• **Problem to solve**: Filter task. Return each line of the material that holds the string "Konkurrenzklauseln".

• **Supplied data**:
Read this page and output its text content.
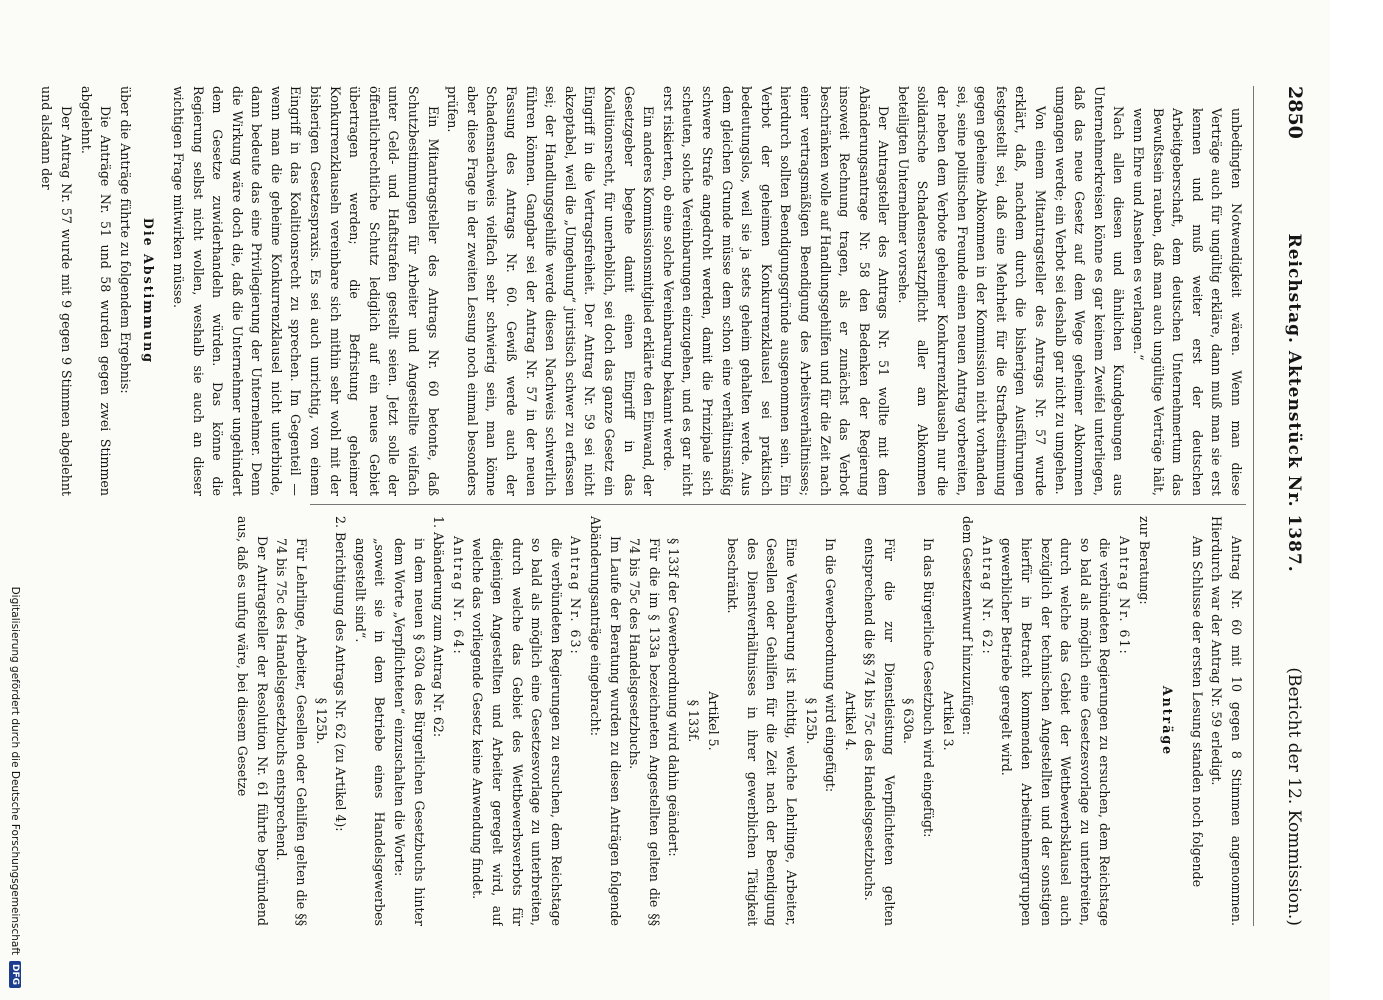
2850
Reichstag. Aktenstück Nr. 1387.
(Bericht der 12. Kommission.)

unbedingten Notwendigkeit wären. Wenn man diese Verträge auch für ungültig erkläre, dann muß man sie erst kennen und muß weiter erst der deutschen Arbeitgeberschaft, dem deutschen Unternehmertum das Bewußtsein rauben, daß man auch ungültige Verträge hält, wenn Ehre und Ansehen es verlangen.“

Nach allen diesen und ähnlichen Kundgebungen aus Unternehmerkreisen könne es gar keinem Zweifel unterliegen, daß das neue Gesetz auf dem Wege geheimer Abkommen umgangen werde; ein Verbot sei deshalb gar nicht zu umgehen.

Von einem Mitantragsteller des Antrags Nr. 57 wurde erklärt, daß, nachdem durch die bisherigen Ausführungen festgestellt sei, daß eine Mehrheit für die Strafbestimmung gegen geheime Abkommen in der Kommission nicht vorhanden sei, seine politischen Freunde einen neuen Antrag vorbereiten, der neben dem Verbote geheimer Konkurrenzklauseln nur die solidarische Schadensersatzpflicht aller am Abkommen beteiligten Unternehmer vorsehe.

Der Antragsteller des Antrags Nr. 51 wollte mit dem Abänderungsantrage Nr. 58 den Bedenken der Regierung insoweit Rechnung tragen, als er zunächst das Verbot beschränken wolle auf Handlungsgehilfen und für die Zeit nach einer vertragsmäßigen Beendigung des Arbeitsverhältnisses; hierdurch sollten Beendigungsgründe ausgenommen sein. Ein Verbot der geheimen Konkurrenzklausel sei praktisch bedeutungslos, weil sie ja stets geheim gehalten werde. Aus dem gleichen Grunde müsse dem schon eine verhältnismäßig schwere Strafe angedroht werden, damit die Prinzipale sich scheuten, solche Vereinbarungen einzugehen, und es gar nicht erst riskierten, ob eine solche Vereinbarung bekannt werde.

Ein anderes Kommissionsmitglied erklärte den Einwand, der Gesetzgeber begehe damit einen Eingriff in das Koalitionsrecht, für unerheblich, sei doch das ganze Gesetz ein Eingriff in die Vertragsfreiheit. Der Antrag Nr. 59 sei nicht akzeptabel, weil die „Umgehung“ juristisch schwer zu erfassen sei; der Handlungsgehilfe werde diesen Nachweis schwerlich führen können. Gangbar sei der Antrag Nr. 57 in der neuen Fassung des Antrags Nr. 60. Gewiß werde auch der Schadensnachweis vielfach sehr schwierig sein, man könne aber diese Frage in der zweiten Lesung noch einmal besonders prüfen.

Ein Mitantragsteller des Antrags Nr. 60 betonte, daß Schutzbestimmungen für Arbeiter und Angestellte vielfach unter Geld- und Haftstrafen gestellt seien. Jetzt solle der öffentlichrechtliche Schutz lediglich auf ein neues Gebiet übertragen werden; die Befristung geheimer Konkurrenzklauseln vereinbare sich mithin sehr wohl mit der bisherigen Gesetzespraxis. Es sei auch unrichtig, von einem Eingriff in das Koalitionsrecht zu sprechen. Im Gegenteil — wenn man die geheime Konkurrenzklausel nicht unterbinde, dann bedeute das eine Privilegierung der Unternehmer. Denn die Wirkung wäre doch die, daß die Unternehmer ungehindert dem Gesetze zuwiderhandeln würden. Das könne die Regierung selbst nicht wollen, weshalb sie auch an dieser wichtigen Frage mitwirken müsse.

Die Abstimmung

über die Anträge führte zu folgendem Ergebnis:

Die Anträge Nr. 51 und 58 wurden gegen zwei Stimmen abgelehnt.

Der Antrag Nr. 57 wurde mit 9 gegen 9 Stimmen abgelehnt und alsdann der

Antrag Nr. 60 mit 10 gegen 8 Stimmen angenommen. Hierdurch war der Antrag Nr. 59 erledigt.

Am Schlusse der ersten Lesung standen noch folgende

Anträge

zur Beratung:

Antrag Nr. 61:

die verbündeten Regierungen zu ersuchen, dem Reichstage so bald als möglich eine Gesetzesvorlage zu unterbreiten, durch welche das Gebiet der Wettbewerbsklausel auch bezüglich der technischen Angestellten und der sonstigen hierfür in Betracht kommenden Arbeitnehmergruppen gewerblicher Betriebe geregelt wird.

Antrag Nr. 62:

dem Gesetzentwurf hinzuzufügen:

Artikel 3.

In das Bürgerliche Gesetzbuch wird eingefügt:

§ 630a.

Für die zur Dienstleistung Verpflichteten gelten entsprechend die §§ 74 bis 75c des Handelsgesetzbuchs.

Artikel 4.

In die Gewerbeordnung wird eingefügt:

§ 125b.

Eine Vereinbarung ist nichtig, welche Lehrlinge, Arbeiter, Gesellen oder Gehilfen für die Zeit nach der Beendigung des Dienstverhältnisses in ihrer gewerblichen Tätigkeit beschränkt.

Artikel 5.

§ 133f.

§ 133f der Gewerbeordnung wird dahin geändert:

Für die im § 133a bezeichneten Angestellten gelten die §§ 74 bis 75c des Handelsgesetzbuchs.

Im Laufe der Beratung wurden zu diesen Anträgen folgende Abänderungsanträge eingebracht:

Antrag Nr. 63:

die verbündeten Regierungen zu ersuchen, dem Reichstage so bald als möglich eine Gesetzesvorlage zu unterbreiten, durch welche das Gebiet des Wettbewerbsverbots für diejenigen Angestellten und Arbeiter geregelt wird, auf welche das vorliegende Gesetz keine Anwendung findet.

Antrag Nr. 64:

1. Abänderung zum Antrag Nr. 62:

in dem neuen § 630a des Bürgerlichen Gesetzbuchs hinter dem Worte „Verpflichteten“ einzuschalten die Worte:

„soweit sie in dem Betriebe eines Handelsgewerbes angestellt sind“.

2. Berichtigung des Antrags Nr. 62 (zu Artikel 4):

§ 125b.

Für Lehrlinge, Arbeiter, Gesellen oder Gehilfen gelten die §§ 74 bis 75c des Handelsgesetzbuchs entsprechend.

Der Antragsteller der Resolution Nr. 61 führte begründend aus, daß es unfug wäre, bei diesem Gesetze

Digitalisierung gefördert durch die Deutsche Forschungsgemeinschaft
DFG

• **Solution**:
Von einem Mitantragsteller des Antrags Nr. 57 wurde erklärt, daß, nachdem durch die bisherigen Ausführungen festgestellt sei, daß eine Mehrheit für die Strafbestimmung gegen geheime Abkommen in der Kommission nicht vorhanden sei, seine politischen Freunde einen neuen Antrag vorbereiten, der neben dem Verbote geheimer Konkurrenzklauseln nur die solidarische Schadensersatzpflicht aller am Abkommen beteiligten Unternehmer vorsehe.
Ein Mitantragsteller des Antrags Nr. 60 betonte, daß Schutzbestimmungen für Arbeiter und Angestellte vielfach unter Geld- und Haftstrafen gestellt seien. Jetzt solle der öffentlichrechtliche Schutz lediglich auf ein neues Gebiet übertragen werden; die Befristung geheimer Konkurrenzklauseln vereinbare sich mithin sehr wohl mit der bisherigen Gesetzespraxis. Es sei auch unrichtig, von einem Eingriff in das Koalitionsrecht zu sprechen. Im Gegenteil — wenn man die geheime Konkurrenzklausel nicht unterbinde, dann bedeute das eine Privilegierung der Unternehmer. Denn die Wirkung wäre doch die, daß die Unternehmer ungehindert dem Gesetze zuwiderhandeln würden. Das könne die Regierung selbst nicht wollen, weshalb sie auch an dieser wichtigen Frage mitwirken müsse.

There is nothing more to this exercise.